• INFORMATION GIVEN:
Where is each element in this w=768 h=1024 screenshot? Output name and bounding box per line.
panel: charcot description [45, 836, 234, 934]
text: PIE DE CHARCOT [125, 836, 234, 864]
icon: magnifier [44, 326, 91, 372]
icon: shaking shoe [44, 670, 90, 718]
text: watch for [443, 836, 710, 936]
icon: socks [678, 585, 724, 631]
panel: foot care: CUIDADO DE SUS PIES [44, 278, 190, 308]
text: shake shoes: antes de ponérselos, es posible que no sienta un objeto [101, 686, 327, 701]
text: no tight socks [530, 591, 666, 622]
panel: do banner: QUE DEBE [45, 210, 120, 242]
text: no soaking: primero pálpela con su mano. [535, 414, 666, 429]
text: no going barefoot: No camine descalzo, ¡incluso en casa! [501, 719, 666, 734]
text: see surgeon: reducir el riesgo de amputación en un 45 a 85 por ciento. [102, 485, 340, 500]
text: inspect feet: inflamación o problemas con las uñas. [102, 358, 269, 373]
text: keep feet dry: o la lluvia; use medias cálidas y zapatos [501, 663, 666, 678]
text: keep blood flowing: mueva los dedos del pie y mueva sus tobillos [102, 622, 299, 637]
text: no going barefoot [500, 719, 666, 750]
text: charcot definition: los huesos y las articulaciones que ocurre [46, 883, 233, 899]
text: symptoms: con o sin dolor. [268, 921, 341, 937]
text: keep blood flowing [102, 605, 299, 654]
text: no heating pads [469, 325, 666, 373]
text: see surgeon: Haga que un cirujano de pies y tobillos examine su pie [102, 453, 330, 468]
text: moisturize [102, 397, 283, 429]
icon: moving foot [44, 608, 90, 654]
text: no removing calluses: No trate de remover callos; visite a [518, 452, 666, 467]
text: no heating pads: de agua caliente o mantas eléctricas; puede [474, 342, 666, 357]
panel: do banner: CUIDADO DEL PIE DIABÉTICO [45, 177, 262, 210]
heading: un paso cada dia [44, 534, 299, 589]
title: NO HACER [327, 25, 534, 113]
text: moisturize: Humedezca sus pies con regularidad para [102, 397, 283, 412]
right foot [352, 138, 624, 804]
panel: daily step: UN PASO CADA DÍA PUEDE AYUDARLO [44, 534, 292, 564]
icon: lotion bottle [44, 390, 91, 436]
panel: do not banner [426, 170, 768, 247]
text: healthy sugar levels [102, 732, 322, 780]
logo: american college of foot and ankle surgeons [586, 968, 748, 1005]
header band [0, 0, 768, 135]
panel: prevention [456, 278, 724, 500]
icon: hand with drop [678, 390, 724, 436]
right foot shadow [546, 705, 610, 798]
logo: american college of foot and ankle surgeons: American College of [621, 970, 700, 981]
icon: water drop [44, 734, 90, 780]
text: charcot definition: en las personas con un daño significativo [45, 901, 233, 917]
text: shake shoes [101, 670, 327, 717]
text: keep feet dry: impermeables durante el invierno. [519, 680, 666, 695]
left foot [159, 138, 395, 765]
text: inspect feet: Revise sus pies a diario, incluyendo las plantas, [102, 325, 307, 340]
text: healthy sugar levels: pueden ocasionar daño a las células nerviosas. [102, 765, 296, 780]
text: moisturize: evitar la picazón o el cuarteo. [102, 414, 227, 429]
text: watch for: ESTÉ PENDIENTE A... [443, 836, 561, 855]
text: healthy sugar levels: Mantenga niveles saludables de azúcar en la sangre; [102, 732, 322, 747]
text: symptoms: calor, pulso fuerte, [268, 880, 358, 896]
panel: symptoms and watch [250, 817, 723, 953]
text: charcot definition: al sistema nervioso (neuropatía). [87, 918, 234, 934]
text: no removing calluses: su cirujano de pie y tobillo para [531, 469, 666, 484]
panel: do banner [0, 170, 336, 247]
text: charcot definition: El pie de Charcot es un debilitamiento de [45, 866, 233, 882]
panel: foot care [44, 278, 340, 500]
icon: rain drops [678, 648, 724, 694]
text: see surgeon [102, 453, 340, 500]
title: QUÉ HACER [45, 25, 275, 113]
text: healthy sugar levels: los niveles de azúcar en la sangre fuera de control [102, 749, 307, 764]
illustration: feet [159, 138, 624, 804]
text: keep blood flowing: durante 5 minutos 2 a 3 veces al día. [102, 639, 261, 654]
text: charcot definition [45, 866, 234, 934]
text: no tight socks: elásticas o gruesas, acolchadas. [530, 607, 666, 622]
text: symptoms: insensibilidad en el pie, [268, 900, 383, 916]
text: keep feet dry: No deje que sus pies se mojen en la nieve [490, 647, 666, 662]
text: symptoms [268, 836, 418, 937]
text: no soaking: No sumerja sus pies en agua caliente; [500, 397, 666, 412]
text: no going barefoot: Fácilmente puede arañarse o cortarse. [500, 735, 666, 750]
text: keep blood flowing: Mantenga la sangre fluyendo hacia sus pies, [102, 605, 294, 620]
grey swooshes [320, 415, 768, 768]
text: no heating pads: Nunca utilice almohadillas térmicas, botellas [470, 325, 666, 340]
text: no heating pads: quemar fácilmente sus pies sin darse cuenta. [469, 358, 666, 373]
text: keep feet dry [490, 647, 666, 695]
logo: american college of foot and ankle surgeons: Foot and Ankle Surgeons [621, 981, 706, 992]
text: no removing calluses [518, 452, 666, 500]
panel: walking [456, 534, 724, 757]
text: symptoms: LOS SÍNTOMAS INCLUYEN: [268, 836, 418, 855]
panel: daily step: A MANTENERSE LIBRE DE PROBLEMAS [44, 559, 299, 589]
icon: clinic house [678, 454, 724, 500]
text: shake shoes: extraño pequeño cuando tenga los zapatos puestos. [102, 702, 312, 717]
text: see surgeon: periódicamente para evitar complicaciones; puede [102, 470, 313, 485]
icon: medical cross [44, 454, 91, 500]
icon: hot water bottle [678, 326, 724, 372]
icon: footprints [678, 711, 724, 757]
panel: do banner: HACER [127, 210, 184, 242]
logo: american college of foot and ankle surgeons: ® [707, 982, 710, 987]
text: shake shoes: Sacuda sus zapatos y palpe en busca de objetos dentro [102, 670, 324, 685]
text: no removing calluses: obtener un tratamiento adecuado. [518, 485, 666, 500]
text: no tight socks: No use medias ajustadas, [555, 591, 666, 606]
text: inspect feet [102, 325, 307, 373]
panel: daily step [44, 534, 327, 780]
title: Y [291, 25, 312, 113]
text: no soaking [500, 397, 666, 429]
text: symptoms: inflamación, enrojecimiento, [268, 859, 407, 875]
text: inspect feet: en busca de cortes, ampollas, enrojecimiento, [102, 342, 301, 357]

• GOAL: Copy the items from the first line through the line containing "text: no tight socks [530, 591, 666, 622]", changing every "icon" to "symbol" and keeping everything else the same.

• OUTPUT FOR THIS EXERCISE:
Where is each element in this w=768 h=1024 screenshot? Output name and bounding box per line.
panel: charcot description [45, 836, 234, 934]
text: PIE DE CHARCOT [125, 836, 234, 864]
symbol: magnifier [44, 326, 91, 372]
symbol: shaking shoe [44, 670, 90, 718]
text: watch for [443, 836, 710, 936]
symbol: socks [678, 585, 724, 631]
panel: foot care: CUIDADO DE SUS PIES [44, 278, 190, 308]
text: shake shoes: antes de ponérselos, es posible que no sienta un objeto [101, 686, 327, 701]
text: no tight socks [530, 591, 666, 622]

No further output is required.